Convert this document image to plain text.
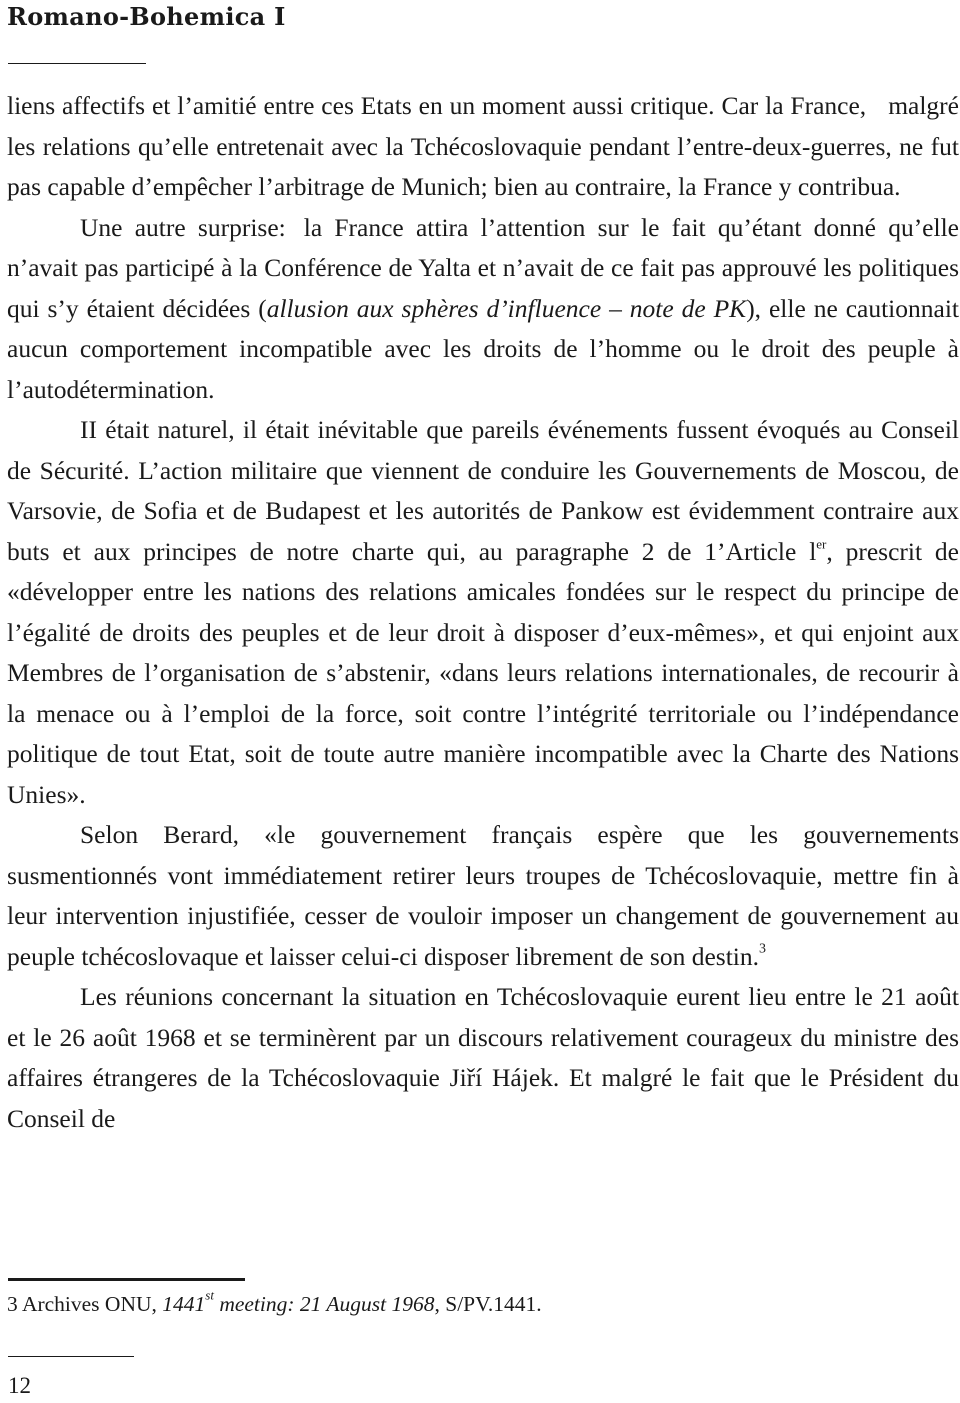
Romano-Bohemica I

liens affectifs et l’amitié entre ces Etats en un moment aussi critique. Car la France, malgré les relations qu’elle entretenait avec la Tchécoslovaquie pendant l’entre-deux-guerres, ne fut pas capable d’empêcher l’arbitrage de Munich; bien au contraire, la France y contribua.

Une autre surprise: la France attira l’attention sur le fait qu’étant donné qu’elle n’avait pas participé à la Conférence de Yalta et n’avait de ce fait pas approuvé les politiques qui s’y étaient décidées (allusion aux sphères d’influence – note de PK), elle ne cautionnait aucun comportement incompatible avec les droits de l’homme ou le droit des peuple à l’autodétermination.

II était naturel, il était inévitable que pareils événements fussent évoqués au Conseil de Sécurité. L’action militaire que viennent de conduire les Gouvernements de Moscou, de Varsovie, de Sofia et de Budapest et les autorités de Pankow est évidemment contraire aux buts et aux principes de notre charte qui, au paragraphe 2 de 1’Article $l^{er}$, prescrit de «développer entre les nations des relations amicales fondées sur le respect du principe de l’égalité de droits des peuples et de leur droit à disposer d’eux-mêmes», et qui enjoint aux Membres de l’organisation de s’abstenir, «dans leurs relations internationales, de recourir à la menace ou à l’emploi de la force, soit contre l’intégrité territoriale ou l’indépendance politique de tout Etat, soit de toute autre manière incompatible avec la Charte des Nations Unies».

Selon Berard, «le gouvernement français espère que les gouvernements susmentionnés vont immédiatement retirer leurs troupes de Tchécoslovaquie, mettre fin à leur intervention injustifiée, cesser de vouloir imposer un changement de gouvernement au peuple tchécoslovaque et laisser celui-ci disposer librement de son destin.$^3$

Les réunions concernant la situation en Tchécoslovaquie eurent lieu entre le 21 août et le 26 août 1968 et se terminèrent par un discours relativement courageux du ministre des affaires étrangeres de la Tchécoslovaquie Jiří Hájek. Et malgré le fait que le Président du Conseil de

3 Archives ONU, 1441st meeting: 21 August 1968, S/PV.1441.
12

__What you need to do__.
State how many lines of the material contain the string "contraire", with no other words.

__Written answer__.
2